Excerto citado:
======

Egos, insegurança e ambição num mundo sem Fair Play

Fair Play é um filme que não tem sido corretamente vendido. A sua promoção tem passado muito por uma certa tendência para explorar os seus aspetos sexuais, quase levando a crer que o novo filme da Netflix – na verdade, adquirido pela gigante do streaming em Sundance por $20M – é um thriller erótico. Não o é. Na verdade, quem o queira ver por essa razão irá sair desapontado, pois cenas escaldantes estão reduzidas a quase nada. Já quem queira ver um bom filme, cheio de ideias interessantes e com algo a dizer, acredito que saia satisfeito. 

Na história, Emily (Phoebe Dynevor) e Luke (Alden Ehrenreich) são dois jovens adultos apaixonados um pelo outro. Tudo é mantido em segredo, pois ambos trabalham para uma empresa de hedge funds onde a política da companhia não vê com bons olhos relações entre colegas. Quando um deles consegue uma promoção na empresa, as coisas entre o casal começam a mudar radicalmente e a ambição profissional de ambos poderá ser mais forte do que o amor que os liga. 

 

Não irei explorar muito a fundo os detalhes da trama, mas – como em qualquer filme centrado numa relação entre duas pessoas – é essencial falar do trabalho da dupla que está nos papéis principais. O filme pede muito tanto a Phoebe Dynevor quanto a Alden Ehrenreich. O guião pede bastante do arco das personagens e faz com que emocionalmente ambos os atores tenham que viajar por territórios lamacentos. Ambos o fazem, de uma forma geral, com bastante eficácia, mantendo-nos sempre interessados na história, não sabendo nós muito bem o que esperar das cenas seguintes ou dos seus potenciais comportamentos. Dynevor – a qual não conhecia – está ainda um degrau acima de Ehrenreich – que já conhecia bem -, pois são percetíveis de um modo mais realista as suas mudanças comportamentais em função do que a personagem Emily vai passando, seja a nível corporativo, seja a nível romântico. A confusão que vai dentro de si no segundo ato é solta, de forma exemplar, como um autêntico grito de revolta na parte final do terceiro ato e aí fica completamente claro que este filme é dela. E, tal como a sua personagem fez por merecer a sua promoção, também a atriz fez por merecer ser a estrela principal de Fair Play.

A forma como o filme explora o mundo corporativo e a área destes fundos em particular é muito interessante, ainda que possa parecer como aprender Japonês para a maioria dos portugueses. No entanto, percebemos as mensagens que nos quer passar quando fala desse tema, quer quando nos quer falar da sua moralidade, quer quando nos quer mostrar quem são as estrelas na companhia, quem são os sortudos e quem são aqueles que ali estão por favor. É um mundo duro, um mundo cruel, onde poucos sobrevivem e onde talvez ninguém se torne uma melhor pessoa. Mas é um mundo apenas para alguns e para esses alguns esse é o mundo perfeito. Recheado de potencial financeiro, de pessoas frias – o que interessa é o dinheiro que trazes para a empresa e nada mais – e de um desequilibrado balanço entre a vida profissional e a vida pessoal, muito bem exemplificado em cenas que nos mostram como mensagens, telefonemas e até encontros profissionais podem ocorrer de madrugada.

======

[Entradas da coleção]

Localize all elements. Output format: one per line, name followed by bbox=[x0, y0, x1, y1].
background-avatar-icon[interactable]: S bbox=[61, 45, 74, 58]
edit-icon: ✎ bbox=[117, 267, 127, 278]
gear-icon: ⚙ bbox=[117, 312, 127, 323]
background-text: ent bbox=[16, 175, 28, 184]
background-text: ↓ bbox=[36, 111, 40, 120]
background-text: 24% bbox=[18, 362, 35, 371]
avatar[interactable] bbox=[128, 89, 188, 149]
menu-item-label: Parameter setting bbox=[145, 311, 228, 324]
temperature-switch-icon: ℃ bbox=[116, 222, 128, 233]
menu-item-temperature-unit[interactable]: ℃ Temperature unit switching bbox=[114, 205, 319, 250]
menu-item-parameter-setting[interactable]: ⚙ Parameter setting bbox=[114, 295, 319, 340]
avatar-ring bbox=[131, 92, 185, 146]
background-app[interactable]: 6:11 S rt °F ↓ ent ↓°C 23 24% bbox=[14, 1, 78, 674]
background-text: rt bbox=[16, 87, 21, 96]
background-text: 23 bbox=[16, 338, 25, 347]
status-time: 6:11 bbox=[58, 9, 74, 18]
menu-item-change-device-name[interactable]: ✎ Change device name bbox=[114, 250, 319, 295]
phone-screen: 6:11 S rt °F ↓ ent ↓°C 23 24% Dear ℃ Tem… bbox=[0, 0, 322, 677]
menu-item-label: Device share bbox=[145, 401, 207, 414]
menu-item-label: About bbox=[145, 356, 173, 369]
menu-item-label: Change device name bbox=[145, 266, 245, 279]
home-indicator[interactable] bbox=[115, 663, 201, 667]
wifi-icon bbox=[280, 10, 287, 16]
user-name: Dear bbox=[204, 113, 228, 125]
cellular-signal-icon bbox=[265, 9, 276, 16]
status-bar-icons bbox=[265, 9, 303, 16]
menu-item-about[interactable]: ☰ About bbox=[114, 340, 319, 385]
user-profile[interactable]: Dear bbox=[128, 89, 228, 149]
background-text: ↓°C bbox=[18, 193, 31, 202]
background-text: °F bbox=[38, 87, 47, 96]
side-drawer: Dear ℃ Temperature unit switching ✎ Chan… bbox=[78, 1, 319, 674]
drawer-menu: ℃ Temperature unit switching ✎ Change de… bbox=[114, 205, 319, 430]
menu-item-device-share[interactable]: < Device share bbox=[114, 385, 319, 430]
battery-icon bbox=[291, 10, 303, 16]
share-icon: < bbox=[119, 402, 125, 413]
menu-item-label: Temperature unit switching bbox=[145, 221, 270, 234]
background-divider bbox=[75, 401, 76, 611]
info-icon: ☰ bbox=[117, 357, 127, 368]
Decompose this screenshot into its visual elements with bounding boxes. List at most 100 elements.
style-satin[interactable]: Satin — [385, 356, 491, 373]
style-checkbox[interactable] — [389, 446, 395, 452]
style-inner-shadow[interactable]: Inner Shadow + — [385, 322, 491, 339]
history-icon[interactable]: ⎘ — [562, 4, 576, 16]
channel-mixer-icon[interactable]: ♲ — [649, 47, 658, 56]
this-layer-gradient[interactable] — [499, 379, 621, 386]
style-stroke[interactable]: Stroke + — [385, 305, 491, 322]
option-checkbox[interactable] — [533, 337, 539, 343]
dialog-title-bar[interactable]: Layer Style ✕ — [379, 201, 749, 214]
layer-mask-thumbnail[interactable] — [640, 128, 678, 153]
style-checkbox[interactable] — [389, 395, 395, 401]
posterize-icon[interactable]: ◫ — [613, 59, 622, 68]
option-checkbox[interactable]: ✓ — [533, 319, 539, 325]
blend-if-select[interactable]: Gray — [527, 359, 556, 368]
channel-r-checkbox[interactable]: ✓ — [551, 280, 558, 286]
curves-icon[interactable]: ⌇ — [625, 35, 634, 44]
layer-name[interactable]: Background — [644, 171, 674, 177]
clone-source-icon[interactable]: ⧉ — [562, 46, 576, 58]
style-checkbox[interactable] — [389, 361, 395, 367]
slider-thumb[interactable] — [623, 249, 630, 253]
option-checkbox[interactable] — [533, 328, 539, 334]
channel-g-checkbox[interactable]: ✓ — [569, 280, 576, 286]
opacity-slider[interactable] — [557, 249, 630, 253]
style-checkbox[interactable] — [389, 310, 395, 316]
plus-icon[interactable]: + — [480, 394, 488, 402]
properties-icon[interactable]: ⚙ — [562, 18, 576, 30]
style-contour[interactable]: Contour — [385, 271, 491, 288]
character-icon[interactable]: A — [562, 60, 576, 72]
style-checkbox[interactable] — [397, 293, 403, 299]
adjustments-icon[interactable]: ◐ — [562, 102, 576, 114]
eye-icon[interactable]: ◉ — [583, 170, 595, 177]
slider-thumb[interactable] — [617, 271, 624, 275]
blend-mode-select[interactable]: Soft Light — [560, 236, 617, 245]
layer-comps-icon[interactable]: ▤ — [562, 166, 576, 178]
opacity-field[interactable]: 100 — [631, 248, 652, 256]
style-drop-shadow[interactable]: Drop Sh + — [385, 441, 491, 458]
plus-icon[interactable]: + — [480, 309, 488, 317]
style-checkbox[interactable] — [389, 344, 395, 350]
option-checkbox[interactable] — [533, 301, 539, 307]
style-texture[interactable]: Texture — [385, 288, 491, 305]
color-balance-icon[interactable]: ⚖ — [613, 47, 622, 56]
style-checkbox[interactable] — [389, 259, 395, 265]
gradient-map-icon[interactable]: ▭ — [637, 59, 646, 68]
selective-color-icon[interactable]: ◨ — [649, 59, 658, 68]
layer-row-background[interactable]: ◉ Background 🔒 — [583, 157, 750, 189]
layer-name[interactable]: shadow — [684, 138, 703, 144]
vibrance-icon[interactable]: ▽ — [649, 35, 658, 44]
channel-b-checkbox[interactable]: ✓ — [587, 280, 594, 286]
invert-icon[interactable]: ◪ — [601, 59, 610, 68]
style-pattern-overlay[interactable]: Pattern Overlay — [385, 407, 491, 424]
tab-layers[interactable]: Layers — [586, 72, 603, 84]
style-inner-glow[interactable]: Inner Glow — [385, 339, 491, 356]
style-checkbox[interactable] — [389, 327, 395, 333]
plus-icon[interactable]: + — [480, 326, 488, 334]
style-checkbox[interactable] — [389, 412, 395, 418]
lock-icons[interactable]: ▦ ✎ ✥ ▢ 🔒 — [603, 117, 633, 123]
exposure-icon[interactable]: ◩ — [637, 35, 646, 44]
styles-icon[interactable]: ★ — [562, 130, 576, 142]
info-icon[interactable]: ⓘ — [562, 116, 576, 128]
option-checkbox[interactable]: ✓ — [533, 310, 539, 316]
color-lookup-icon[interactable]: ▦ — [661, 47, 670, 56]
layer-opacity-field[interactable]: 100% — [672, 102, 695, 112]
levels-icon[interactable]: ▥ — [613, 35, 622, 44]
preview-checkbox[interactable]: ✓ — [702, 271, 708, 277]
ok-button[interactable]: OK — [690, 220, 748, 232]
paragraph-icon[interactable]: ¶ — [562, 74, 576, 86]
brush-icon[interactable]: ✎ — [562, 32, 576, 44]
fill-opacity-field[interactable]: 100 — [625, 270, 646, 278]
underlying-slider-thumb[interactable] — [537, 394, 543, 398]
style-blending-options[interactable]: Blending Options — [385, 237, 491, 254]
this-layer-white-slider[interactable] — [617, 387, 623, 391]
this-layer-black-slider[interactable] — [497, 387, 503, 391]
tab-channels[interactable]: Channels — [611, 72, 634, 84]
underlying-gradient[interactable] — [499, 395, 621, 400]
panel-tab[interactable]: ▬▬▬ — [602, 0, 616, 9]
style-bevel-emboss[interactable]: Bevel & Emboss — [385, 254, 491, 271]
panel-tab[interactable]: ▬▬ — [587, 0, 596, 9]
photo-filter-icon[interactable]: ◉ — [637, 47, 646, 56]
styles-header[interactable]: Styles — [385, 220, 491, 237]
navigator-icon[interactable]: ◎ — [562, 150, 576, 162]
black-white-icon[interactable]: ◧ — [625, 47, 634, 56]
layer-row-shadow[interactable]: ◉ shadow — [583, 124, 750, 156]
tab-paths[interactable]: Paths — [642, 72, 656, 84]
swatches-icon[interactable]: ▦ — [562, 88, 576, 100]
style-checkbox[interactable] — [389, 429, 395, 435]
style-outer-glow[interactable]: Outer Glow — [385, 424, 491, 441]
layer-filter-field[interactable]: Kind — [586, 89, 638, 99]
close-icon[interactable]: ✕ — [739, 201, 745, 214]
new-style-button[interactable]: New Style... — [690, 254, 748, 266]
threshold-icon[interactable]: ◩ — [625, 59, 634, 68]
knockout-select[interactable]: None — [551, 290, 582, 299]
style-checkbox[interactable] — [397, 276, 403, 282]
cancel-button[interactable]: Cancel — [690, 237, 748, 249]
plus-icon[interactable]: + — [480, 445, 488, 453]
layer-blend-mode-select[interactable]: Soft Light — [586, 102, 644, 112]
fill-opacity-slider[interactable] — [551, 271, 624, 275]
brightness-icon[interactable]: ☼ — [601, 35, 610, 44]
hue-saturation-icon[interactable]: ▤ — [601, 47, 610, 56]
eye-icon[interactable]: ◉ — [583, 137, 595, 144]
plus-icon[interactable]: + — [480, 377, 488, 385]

======

Exercícios a fazer:
- a) Reproduza a parte da crítica a Fair Play que vai de "Fair Play é" até "que saia satisfeito.", incluindo estas últimas palavras.
- b) Responda a estas perguntas com base na crítica a Fair Play:
(i) Por quanto é que a Netflix adquiriu o filme em Sundance?
(ii) Para que tipo de empresa trabalham Emily e Luke?
(iii) Em que altura do dia podem acontecer as mensagens, os telefonemas e até os encontros profissionais mostrados em algumas cenas?

Resultados por tarefa:
- a)
Fair Play é um filme que não tem sido corretamente vendido. A sua promoção tem passado muito por uma certa tendência para explorar os seus aspetos sexuais, quase levando a crer que o novo filme da Netflix – na verdade, adquirido pela gigante do streaming em Sundance por $20M – é um thriller erótico. Não o é. Na verdade, quem o queira ver por essa razão irá sair desapontado, pois cenas escaldantes estão reduzidas a quase nada. Já quem queira ver um bom filme, cheio de ideias interessantes e com algo a dizer, acredito que saia satisfeito.

- b)
(i) Por $20M.
(ii) Para uma empresa de hedge funds.
(iii) De madrugada.